Brief = Copy every line, leaving nothing out and adding nothing.

(Records that describe figures)

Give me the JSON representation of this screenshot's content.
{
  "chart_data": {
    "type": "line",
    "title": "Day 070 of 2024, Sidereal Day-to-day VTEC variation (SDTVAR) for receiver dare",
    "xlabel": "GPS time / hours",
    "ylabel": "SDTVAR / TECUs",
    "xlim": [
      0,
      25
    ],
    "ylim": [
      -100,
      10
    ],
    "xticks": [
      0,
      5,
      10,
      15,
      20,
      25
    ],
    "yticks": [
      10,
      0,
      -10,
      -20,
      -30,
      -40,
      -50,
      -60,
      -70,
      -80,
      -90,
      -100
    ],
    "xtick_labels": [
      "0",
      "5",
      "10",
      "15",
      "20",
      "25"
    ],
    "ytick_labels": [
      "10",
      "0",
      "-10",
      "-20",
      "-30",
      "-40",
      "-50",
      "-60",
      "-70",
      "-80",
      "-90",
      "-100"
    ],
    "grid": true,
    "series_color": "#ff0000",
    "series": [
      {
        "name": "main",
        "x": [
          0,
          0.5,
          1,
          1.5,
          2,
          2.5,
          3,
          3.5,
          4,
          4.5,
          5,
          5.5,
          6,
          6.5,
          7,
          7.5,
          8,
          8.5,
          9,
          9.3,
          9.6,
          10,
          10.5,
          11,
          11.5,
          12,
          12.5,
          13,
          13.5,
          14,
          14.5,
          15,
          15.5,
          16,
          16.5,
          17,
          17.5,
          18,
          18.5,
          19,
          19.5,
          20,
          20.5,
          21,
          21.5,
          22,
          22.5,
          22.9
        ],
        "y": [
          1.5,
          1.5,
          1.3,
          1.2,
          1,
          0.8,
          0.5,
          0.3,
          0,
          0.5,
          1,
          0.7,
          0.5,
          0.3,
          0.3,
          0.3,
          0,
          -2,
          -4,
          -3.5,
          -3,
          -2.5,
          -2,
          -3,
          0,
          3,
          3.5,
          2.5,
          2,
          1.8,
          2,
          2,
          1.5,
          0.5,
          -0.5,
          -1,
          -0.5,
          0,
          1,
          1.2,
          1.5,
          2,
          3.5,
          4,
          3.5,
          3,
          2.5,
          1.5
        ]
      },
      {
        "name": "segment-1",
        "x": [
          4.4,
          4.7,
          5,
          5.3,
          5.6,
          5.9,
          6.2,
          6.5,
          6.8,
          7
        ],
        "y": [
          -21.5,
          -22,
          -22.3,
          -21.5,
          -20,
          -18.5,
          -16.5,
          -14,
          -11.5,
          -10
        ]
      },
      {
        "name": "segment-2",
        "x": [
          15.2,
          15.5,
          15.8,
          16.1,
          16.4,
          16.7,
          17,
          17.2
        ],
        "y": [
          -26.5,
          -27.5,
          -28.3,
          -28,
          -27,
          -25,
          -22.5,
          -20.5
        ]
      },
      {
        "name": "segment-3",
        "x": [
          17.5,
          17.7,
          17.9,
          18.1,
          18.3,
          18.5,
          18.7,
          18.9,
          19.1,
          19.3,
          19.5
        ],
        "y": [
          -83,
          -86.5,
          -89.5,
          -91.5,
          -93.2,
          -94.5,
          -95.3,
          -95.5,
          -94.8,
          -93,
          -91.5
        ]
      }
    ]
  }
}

Output of the exercise =
Give me the JSON representation of this screenshot's content.
{
  "chart_data": {
    "type": "line",
    "title": "Day 070 of 2024, Sidereal Day-to-day VTEC variation (SDTVAR) for receiver dare",
    "xlabel": "GPS time / hours",
    "ylabel": "SDTVAR / TECUs",
    "xlim": [
      0,
      25
    ],
    "ylim": [
      -100,
      10
    ],
    "xticks": [
      0,
      5,
      10,
      15,
      20,
      25
    ],
    "yticks": [
      10,
      0,
      -10,
      -20,
      -30,
      -40,
      -50,
      -60,
      -70,
      -80,
      -90,
      -100
    ],
    "xtick_labels": [
      "0",
      "5",
      "10",
      "15",
      "20",
      "25"
    ],
    "ytick_labels": [
      "10",
      "0",
      "-10",
      "-20",
      "-30",
      "-40",
      "-50",
      "-60",
      "-70",
      "-80",
      "-90",
      "-100"
    ],
    "grid": true,
    "series_color": "#ff0000",
    "series": [
      {
        "name": "main",
        "x": [
          0,
          0.5,
          1,
          1.5,
          2,
          2.5,
          3,
          3.5,
          4,
          4.5,
          5,
          5.5,
          6,
          6.5,
          7,
          7.5,
          8,
          8.5,
          9,
          9.3,
          9.6,
          10,
          10.5,
          11,
          11.5,
          12,
          12.5,
          13,
          13.5,
          14,
          14.5,
          15,
          15.5,
          16,
          16.5,
          17,
          17.5,
          18,
          18.5,
          19,
          19.5,
          20,
          20.5,
          21,
          21.5,
          22,
          22.5,
          22.9
        ],
        "y": [
          1.5,
          1.5,
          1.3,
          1.2,
          1,
          0.8,
          0.5,
          0.3,
          0,
          0.5,
          1,
          0.7,
          0.5,
          0.3,
          0.3,
          0.3,
          0,
          -2,
          -4,
          -3.5,
          -3,
          -2.5,
          -2,
          -3,
          0,
          3,
          3.5,
          2.5,
          2,
          1.8,
          2,
          2,
          1.5,
          0.5,
          -0.5,
          -1,
          -0.5,
          0,
          1,
          1.2,
          1.5,
          2,
          3.5,
          4,
          3.5,
          3,
          2.5,
          1.5
        ]
      },
      {
        "name": "segment-1",
        "x": [
          4.4,
          4.7,
          5,
          5.3,
          5.6,
          5.9,
          6.2,
          6.5,
          6.8,
          7
        ],
        "y": [
          -21.5,
          -22,
          -22.3,
          -21.5,
          -20,
          -18.5,
          -16.5,
          -14,
          -11.5,
          -10
        ]
      },
      {
        "name": "segment-2",
        "x": [
          15.2,
          15.5,
          15.8,
          16.1,
          16.4,
          16.7,
          17,
          17.2
        ],
        "y": [
          -26.5,
          -27.5,
          -28.3,
          -28,
          -27,
          -25,
          -22.5,
          -20.5
        ]
      },
      {
        "name": "segment-3",
        "x": [
          17.5,
          17.7,
          17.9,
          18.1,
          18.3,
          18.5,
          18.7,
          18.9,
          19.1,
          19.3,
          19.5
        ],
        "y": [
          -83,
          -86.5,
          -89.5,
          -91.5,
          -93.2,
          -94.5,
          -95.3,
          -95.5,
          -94.8,
          -93,
          -91.5
        ]
      }
    ]
  }
}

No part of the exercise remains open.